Copy out all of the material, matching it word for word.

***

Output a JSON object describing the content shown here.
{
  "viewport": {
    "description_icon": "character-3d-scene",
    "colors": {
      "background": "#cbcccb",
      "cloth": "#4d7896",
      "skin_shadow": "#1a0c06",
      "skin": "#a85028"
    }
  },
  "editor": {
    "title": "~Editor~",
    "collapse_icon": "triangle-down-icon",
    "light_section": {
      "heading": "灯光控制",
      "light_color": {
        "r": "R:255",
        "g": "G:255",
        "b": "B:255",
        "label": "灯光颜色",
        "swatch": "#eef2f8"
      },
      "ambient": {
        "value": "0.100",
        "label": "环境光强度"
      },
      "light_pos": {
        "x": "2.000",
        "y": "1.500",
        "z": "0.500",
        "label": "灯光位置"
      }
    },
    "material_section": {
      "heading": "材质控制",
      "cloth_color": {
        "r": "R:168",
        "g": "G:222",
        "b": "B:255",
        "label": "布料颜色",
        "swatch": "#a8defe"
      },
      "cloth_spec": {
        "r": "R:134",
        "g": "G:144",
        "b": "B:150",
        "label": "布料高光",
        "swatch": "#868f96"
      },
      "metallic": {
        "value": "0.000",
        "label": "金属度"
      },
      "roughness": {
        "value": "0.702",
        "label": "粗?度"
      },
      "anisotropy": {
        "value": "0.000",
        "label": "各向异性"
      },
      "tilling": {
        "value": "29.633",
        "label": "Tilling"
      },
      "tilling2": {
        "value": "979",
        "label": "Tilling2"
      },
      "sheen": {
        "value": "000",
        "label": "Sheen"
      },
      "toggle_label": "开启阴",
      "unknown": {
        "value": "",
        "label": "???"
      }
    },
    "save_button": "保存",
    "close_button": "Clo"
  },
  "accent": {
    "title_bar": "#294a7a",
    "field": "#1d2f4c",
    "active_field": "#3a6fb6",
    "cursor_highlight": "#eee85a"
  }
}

***

**Answer below**
Output a JSON object describing the content shown here.
{
  "viewport": {
    "description_icon": "character-3d-scene",
    "colors": {
      "background": "#cbcccb",
      "cloth": "#4d7896",
      "skin_shadow": "#1a0c06",
      "skin": "#a85028"
    }
  },
  "editor": {
    "title": "~Editor~",
    "collapse_icon": "triangle-down-icon",
    "light_section": {
      "heading": "灯光控制",
      "light_color": {
        "r": "R:255",
        "g": "G:255",
        "b": "B:255",
        "label": "灯光颜色",
        "swatch": "#eef2f8"
      },
      "ambient": {
        "value": "0.100",
        "label": "环境光强度"
      },
      "light_pos": {
        "x": "2.000",
        "y": "1.500",
        "z": "0.500",
        "label": "灯光位置"
      }
    },
    "material_section": {
      "heading": "材质控制",
      "cloth_color": {
        "r": "R:168",
        "g": "G:222",
        "b": "B:255",
        "label": "布料颜色",
        "swatch": "#a8defe"
      },
      "cloth_spec": {
        "r": "R:134",
        "g": "G:144",
        "b": "B:150",
        "label": "布料高光",
        "swatch": "#868f96"
      },
      "metallic": {
        "value": "0.000",
        "label": "金属度"
      },
      "roughness": {
        "value": "0.702",
        "label": "粗?度"
      },
      "anisotropy": {
        "value": "0.000",
        "label": "各向异性"
      },
      "tilling": {
        "value": "29.633",
        "label": "Tilling"
      },
      "tilling2": {
        "value": "979",
        "label": "Tilling2"
      },
      "sheen": {
        "value": "000",
        "label": "Sheen"
      },
      "toggle_label": "开启阴",
      "unknown": {
        "value": "",
        "label": "???"
      }
    },
    "save_button": "保存",
    "close_button": "Clo"
  },
  "accent": {
    "title_bar": "#294a7a",
    "field": "#1d2f4c",
    "active_field": "#3a6fb6",
    "cursor_highlight": "#eee85a"
  }
}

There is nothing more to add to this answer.